WRITTEN TASK — Copy the data below exactly, omitting any picture it contains.

===

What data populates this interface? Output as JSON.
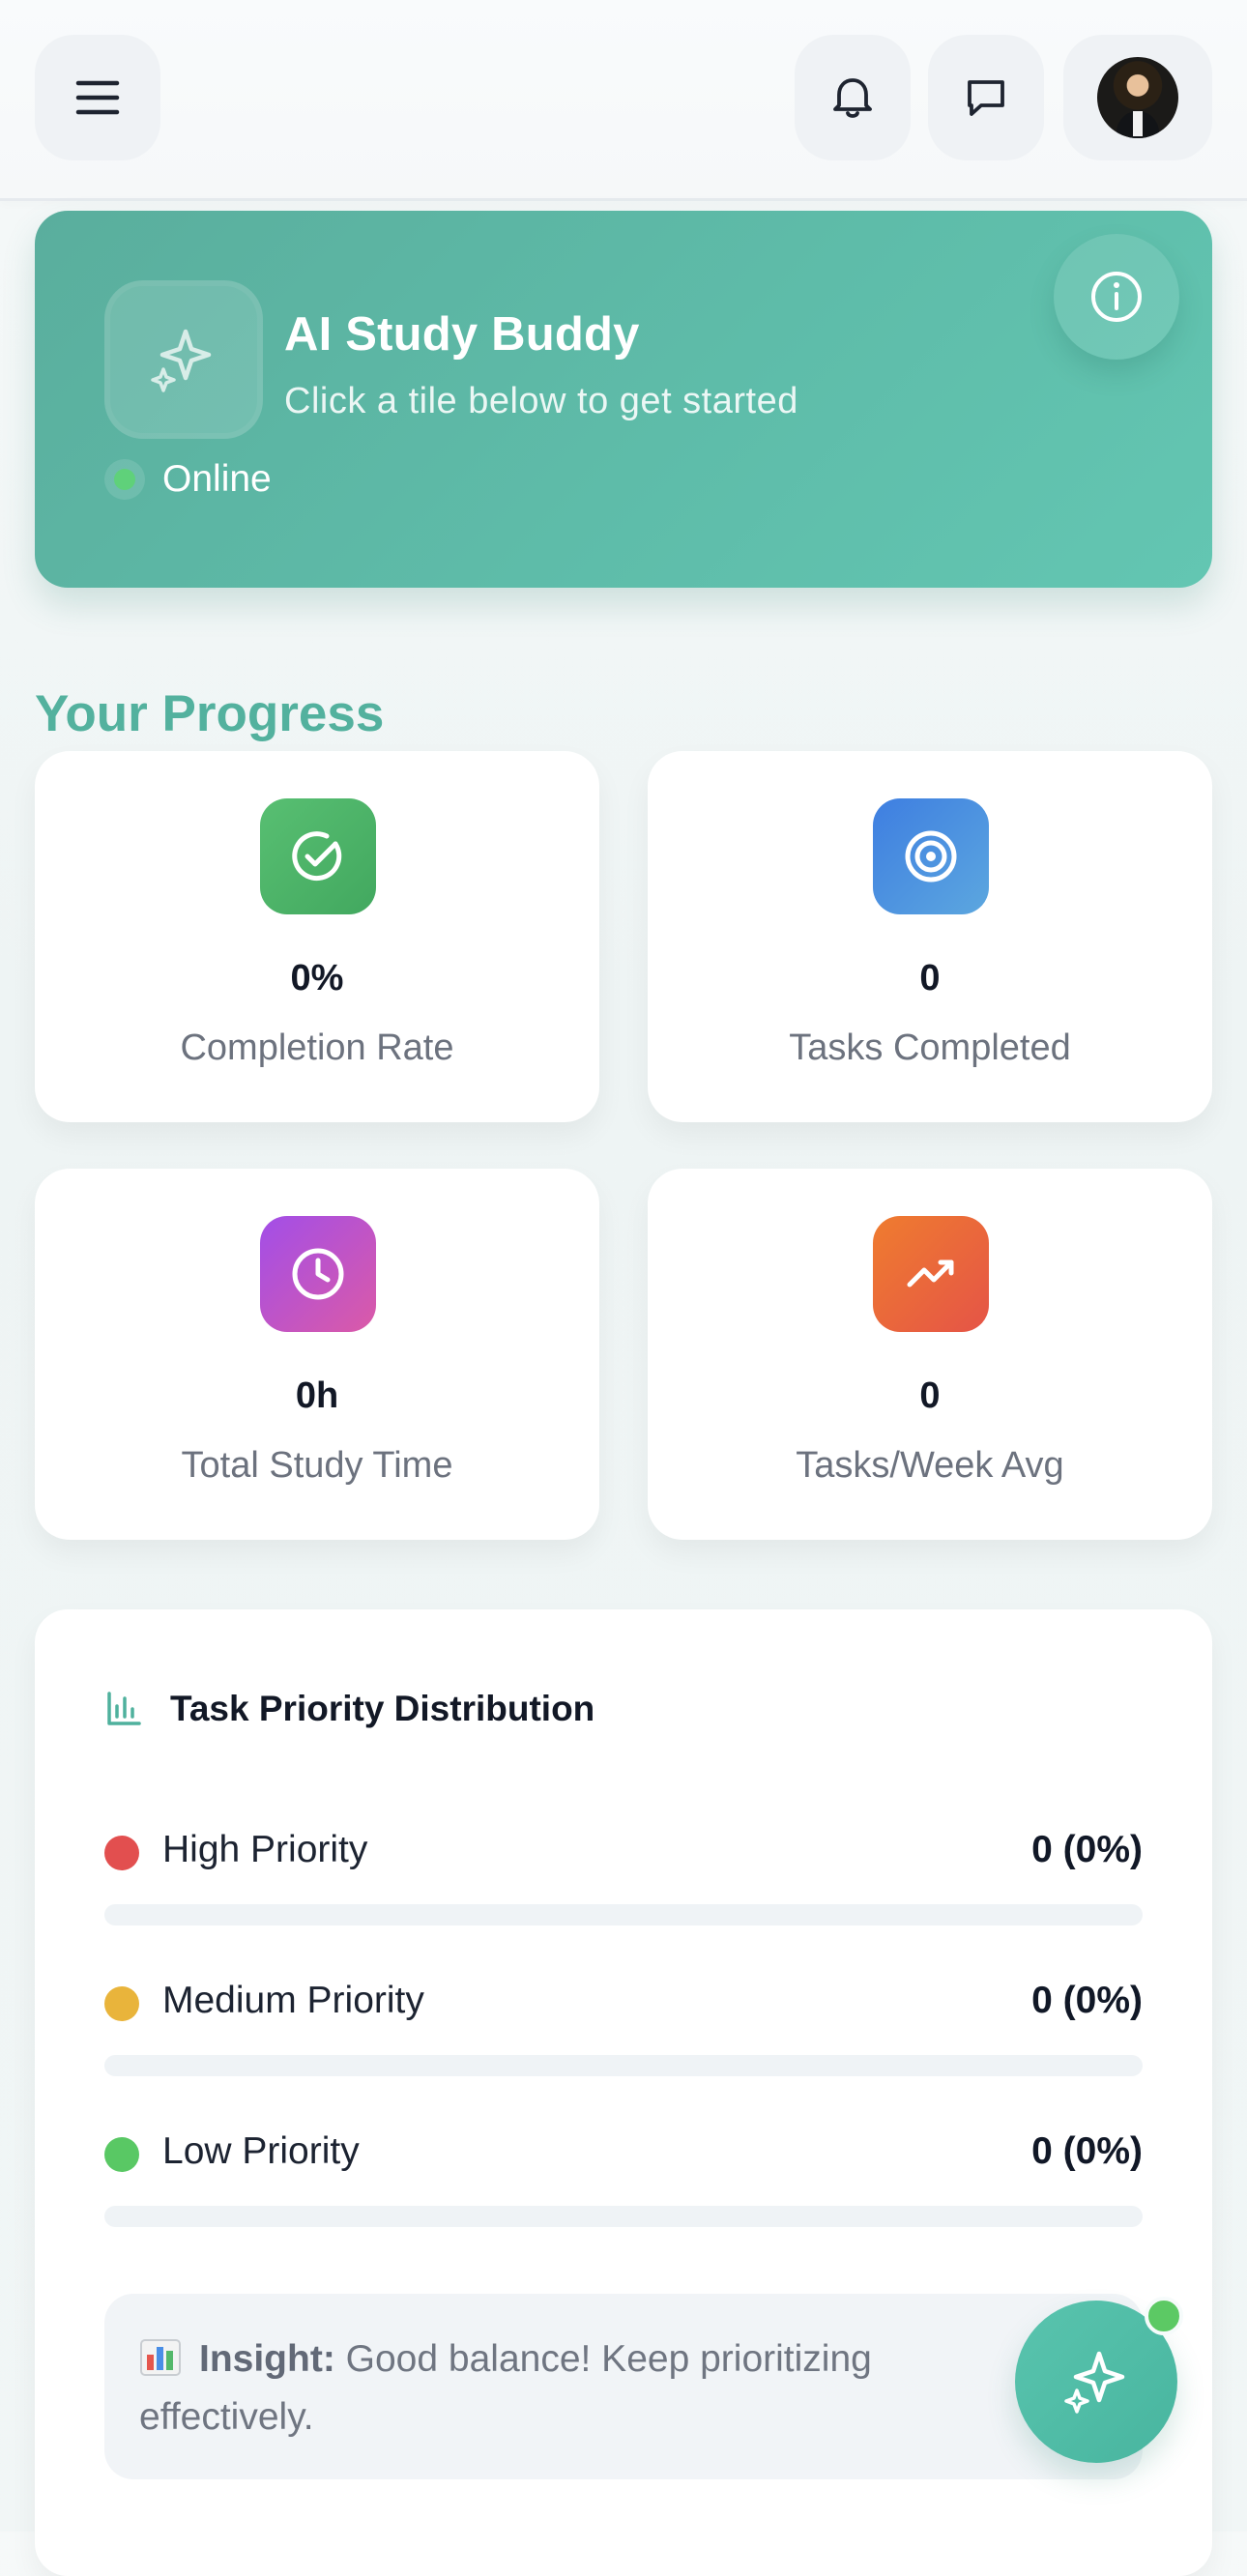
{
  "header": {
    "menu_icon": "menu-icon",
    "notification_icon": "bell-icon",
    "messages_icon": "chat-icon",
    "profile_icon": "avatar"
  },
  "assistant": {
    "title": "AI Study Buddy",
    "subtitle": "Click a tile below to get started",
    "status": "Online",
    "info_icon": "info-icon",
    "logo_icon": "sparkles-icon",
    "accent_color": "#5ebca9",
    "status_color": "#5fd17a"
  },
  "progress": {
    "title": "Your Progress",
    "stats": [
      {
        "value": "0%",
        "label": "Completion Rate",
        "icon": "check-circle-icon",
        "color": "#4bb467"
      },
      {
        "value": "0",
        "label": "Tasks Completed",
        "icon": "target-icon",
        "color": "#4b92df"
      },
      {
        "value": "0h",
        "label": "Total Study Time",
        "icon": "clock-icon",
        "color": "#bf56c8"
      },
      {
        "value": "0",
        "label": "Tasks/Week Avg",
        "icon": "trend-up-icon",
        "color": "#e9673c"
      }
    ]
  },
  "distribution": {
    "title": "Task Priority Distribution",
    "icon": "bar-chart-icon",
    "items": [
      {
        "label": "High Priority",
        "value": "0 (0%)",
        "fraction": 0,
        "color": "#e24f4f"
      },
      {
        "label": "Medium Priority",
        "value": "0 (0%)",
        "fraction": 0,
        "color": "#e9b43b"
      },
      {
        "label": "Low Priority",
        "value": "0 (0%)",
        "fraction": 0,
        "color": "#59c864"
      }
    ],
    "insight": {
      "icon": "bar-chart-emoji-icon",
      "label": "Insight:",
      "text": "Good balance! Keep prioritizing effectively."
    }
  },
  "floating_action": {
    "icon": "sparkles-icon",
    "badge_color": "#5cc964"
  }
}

===

FINISHED EXERCISE —
What data populates this interface? Output as JSON.
{
  "header": {
    "menu_icon": "menu-icon",
    "notification_icon": "bell-icon",
    "messages_icon": "chat-icon",
    "profile_icon": "avatar"
  },
  "assistant": {
    "title": "AI Study Buddy",
    "subtitle": "Click a tile below to get started",
    "status": "Online",
    "info_icon": "info-icon",
    "logo_icon": "sparkles-icon",
    "accent_color": "#5ebca9",
    "status_color": "#5fd17a"
  },
  "progress": {
    "title": "Your Progress",
    "stats": [
      {
        "value": "0%",
        "label": "Completion Rate",
        "icon": "check-circle-icon",
        "color": "#4bb467"
      },
      {
        "value": "0",
        "label": "Tasks Completed",
        "icon": "target-icon",
        "color": "#4b92df"
      },
      {
        "value": "0h",
        "label": "Total Study Time",
        "icon": "clock-icon",
        "color": "#bf56c8"
      },
      {
        "value": "0",
        "label": "Tasks/Week Avg",
        "icon": "trend-up-icon",
        "color": "#e9673c"
      }
    ]
  },
  "distribution": {
    "title": "Task Priority Distribution",
    "icon": "bar-chart-icon",
    "items": [
      {
        "label": "High Priority",
        "value": "0 (0%)",
        "fraction": 0,
        "color": "#e24f4f"
      },
      {
        "label": "Medium Priority",
        "value": "0 (0%)",
        "fraction": 0,
        "color": "#e9b43b"
      },
      {
        "label": "Low Priority",
        "value": "0 (0%)",
        "fraction": 0,
        "color": "#59c864"
      }
    ],
    "insight": {
      "icon": "bar-chart-emoji-icon",
      "label": "Insight:",
      "text": "Good balance! Keep prioritizing effectively."
    }
  },
  "floating_action": {
    "icon": "sparkles-icon",
    "badge_color": "#5cc964"
  }
}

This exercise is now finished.